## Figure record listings

◆ ◆ ◆

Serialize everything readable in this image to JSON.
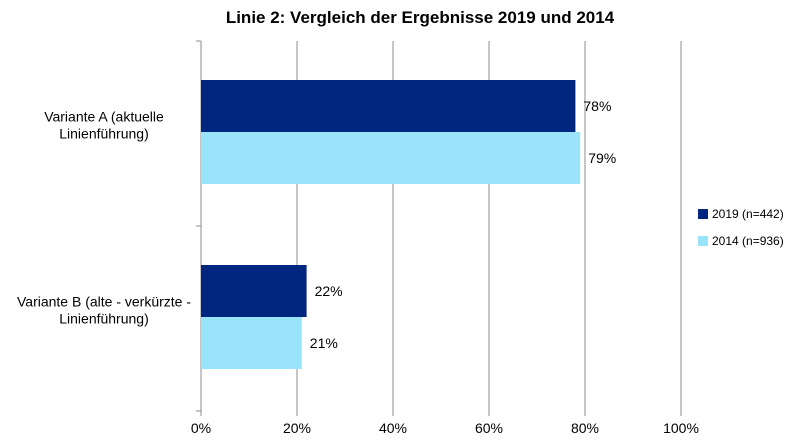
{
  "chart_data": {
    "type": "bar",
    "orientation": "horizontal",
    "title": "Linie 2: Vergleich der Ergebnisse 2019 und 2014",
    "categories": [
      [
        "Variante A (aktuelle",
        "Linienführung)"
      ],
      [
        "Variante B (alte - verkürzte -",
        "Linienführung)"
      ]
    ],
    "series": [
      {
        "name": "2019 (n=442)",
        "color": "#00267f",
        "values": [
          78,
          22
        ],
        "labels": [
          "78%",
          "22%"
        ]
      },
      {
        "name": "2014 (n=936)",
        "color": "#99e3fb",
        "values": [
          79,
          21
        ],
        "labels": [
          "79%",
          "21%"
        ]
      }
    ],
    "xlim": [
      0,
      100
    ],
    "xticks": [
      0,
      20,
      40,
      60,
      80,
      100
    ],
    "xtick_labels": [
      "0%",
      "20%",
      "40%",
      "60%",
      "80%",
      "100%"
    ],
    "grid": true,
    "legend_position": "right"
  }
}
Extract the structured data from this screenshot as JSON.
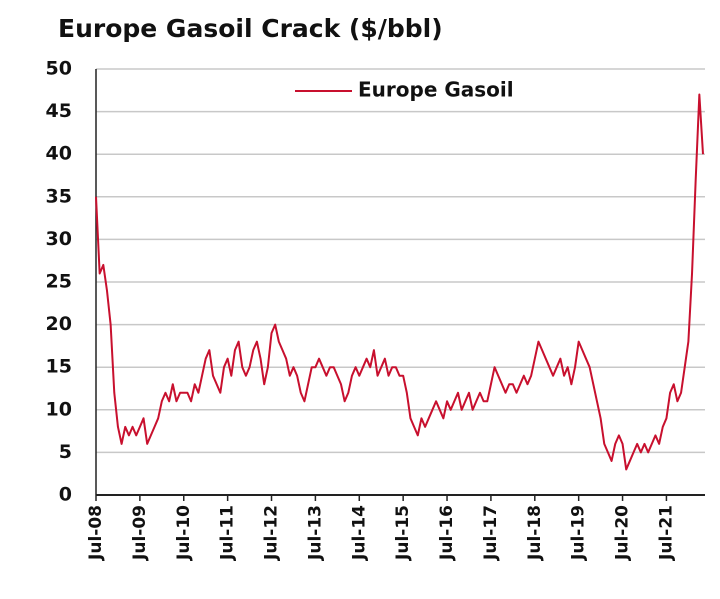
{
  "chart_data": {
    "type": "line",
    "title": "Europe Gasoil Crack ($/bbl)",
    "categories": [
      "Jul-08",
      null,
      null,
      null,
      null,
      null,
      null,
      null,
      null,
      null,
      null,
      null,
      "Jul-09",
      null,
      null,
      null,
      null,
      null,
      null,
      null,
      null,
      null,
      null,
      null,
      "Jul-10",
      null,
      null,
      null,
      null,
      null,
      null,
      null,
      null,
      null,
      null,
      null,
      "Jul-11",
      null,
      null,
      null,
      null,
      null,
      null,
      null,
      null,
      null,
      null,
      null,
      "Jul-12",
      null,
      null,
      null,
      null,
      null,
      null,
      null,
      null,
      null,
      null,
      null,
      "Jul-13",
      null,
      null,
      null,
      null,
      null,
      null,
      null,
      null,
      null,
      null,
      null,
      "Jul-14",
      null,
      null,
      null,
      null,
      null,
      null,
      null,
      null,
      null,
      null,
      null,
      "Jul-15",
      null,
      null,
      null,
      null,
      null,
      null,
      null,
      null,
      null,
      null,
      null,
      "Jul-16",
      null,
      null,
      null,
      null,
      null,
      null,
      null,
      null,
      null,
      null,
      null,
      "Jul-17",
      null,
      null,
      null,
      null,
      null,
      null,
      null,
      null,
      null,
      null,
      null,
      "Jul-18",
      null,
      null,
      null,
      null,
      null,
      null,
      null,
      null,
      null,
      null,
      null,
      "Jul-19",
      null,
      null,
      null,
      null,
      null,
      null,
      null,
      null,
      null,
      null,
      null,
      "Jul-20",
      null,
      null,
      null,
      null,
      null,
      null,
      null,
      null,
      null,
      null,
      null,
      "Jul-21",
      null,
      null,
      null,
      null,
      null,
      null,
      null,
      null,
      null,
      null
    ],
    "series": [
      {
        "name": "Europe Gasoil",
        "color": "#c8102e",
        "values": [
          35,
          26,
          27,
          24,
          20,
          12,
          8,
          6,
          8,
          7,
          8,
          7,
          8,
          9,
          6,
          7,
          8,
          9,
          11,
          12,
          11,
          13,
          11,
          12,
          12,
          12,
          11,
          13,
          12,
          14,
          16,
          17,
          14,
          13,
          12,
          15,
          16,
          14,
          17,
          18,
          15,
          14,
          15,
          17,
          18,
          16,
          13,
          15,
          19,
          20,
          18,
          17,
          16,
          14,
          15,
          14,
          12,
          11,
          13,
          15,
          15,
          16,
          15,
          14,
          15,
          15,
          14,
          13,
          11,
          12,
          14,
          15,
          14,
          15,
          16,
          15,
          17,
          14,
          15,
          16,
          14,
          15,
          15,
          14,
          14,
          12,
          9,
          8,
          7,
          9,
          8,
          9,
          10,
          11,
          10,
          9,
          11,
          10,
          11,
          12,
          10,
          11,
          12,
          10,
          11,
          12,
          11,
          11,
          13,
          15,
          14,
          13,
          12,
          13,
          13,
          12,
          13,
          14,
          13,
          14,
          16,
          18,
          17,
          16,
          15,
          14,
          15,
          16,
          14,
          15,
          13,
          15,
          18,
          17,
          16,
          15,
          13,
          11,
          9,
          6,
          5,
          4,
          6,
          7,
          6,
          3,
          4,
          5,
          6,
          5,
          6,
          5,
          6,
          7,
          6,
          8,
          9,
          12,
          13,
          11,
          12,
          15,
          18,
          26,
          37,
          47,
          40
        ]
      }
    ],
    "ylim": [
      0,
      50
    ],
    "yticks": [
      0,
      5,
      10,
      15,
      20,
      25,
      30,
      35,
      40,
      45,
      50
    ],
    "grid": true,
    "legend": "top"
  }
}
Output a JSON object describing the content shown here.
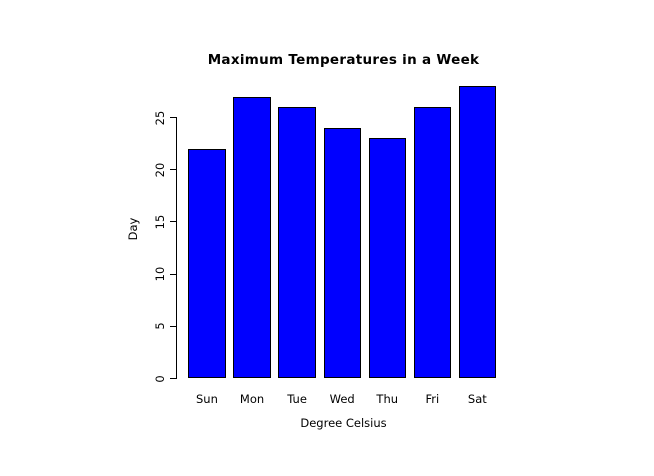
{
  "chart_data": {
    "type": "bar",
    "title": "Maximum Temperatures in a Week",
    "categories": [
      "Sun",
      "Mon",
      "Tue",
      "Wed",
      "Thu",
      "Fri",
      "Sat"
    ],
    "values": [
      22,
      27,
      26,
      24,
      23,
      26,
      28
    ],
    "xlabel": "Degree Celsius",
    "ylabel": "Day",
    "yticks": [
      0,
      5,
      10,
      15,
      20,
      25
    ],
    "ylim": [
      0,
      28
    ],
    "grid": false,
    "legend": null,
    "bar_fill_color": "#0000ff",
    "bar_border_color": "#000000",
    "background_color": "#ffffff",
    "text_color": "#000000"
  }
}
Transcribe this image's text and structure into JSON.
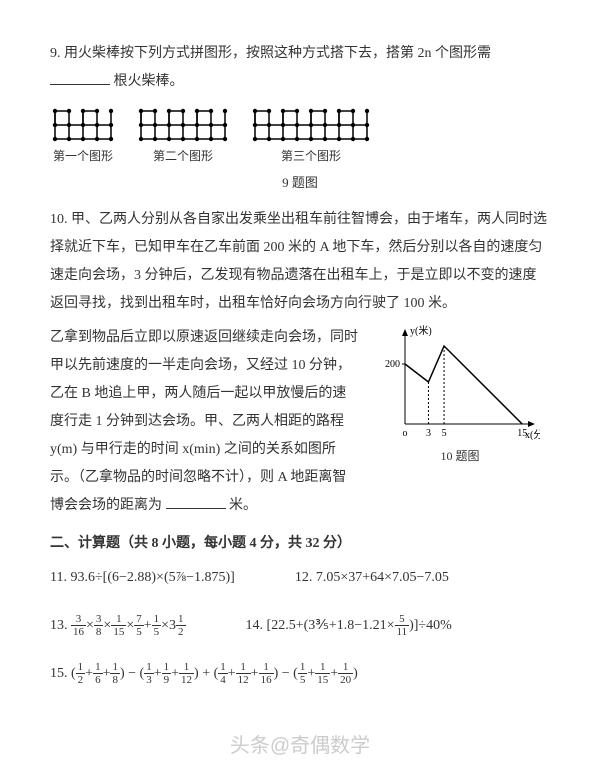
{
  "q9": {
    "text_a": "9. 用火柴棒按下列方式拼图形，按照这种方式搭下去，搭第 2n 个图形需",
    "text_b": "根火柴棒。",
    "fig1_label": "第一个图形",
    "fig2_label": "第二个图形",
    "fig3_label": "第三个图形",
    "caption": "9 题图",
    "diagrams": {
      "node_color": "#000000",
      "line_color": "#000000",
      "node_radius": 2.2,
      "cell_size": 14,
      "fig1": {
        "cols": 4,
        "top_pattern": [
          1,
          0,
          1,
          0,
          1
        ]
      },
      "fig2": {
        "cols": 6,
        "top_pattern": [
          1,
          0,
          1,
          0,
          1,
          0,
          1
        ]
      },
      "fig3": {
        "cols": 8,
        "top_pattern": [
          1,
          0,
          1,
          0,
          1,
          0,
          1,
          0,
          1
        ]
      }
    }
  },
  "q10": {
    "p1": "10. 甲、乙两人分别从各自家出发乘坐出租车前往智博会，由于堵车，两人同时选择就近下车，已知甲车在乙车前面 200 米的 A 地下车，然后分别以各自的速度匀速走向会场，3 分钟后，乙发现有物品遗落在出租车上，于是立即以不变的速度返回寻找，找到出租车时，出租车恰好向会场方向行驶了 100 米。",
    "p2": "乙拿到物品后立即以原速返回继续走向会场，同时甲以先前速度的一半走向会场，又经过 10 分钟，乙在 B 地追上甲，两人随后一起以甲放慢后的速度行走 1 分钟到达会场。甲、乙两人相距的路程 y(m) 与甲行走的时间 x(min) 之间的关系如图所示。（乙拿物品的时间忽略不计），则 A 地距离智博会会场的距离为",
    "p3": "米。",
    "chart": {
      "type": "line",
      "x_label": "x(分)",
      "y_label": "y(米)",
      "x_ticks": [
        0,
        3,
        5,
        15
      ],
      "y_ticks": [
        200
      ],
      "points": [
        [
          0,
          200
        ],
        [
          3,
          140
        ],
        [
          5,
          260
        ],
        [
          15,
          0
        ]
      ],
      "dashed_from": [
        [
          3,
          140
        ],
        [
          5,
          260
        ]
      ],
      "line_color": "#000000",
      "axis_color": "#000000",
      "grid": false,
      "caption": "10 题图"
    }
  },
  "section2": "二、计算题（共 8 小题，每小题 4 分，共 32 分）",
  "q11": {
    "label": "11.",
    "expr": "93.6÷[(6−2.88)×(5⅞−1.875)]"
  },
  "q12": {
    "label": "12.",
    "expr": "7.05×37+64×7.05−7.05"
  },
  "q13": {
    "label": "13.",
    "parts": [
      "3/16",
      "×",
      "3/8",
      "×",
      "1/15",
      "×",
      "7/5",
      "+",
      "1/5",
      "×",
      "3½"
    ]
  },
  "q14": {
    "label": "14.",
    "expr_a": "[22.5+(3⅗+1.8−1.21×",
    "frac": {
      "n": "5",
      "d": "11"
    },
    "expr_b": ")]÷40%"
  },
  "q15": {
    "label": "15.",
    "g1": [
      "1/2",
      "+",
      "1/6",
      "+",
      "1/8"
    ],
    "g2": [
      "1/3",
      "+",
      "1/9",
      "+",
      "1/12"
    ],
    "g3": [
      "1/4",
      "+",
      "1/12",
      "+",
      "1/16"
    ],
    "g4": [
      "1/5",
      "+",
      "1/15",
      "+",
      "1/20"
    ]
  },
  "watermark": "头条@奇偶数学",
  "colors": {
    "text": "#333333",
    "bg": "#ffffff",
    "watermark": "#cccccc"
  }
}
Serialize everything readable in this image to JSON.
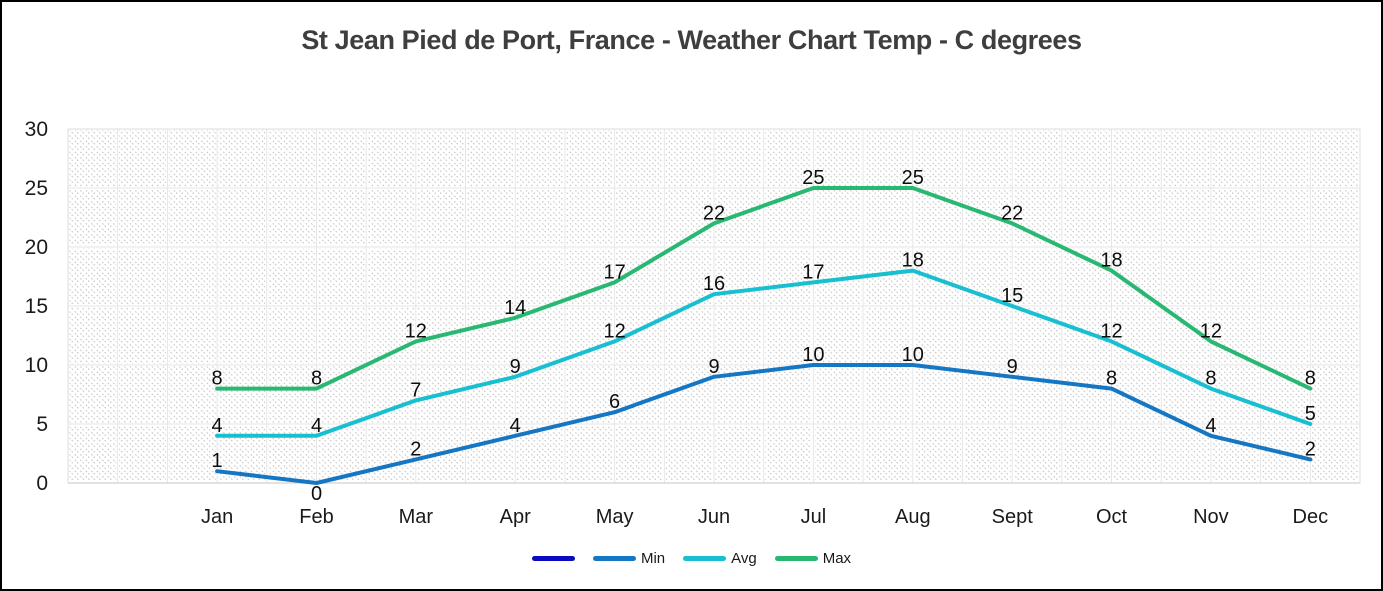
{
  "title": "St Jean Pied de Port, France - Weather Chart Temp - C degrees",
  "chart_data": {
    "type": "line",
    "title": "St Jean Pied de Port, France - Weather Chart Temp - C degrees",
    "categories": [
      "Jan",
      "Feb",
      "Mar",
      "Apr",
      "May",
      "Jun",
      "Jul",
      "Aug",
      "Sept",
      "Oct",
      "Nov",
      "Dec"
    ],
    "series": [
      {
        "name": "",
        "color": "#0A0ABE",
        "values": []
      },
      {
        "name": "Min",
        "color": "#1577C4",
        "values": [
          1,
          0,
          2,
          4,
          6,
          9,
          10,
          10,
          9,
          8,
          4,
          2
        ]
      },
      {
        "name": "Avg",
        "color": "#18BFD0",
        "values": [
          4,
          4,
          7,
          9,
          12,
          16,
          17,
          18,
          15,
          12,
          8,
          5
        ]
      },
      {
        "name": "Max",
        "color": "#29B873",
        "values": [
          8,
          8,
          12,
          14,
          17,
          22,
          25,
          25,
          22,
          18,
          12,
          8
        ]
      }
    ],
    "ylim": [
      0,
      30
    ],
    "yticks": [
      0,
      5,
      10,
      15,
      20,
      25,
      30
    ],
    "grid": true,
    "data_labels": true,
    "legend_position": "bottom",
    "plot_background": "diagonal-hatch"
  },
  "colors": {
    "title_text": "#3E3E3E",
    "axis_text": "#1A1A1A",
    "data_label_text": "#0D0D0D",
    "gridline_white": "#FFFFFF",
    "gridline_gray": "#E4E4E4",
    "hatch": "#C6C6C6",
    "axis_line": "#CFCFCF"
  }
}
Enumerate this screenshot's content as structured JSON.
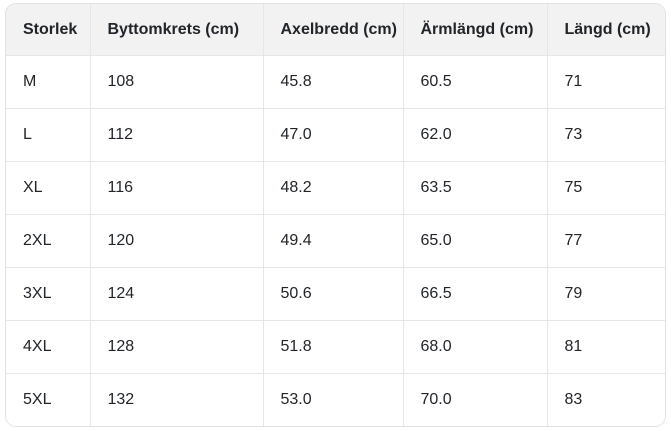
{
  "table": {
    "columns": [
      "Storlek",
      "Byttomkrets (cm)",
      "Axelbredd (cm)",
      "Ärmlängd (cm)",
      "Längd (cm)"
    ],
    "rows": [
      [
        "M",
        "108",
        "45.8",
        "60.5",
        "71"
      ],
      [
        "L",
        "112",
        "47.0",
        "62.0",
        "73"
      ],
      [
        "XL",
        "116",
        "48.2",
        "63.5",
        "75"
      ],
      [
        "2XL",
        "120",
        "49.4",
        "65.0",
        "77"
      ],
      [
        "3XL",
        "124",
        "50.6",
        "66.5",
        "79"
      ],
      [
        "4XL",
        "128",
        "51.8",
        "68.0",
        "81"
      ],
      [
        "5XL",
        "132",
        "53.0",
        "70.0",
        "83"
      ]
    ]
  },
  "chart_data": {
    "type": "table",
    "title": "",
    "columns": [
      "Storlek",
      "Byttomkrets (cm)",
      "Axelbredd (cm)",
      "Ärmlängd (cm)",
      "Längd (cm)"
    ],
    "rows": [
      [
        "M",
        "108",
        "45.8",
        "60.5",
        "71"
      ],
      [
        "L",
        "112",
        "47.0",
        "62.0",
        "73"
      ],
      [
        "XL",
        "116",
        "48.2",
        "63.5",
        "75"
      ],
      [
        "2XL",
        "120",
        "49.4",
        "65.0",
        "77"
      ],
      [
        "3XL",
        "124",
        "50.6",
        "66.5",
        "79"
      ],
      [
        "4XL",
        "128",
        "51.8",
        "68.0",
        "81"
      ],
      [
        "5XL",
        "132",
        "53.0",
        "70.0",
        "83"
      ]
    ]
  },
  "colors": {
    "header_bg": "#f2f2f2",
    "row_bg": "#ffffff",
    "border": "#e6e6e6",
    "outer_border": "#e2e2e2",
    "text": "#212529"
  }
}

◆ ◆ ◆

## What the task asks
Extract, from the material above, each line holding the word "Port".

## Finished exercise
  "title": "St Jean Pied de Port, France - Weather Chart Temp - C degrees",
    "title": "St Jean Pied de Port, France - Weather Chart Temp - C degrees",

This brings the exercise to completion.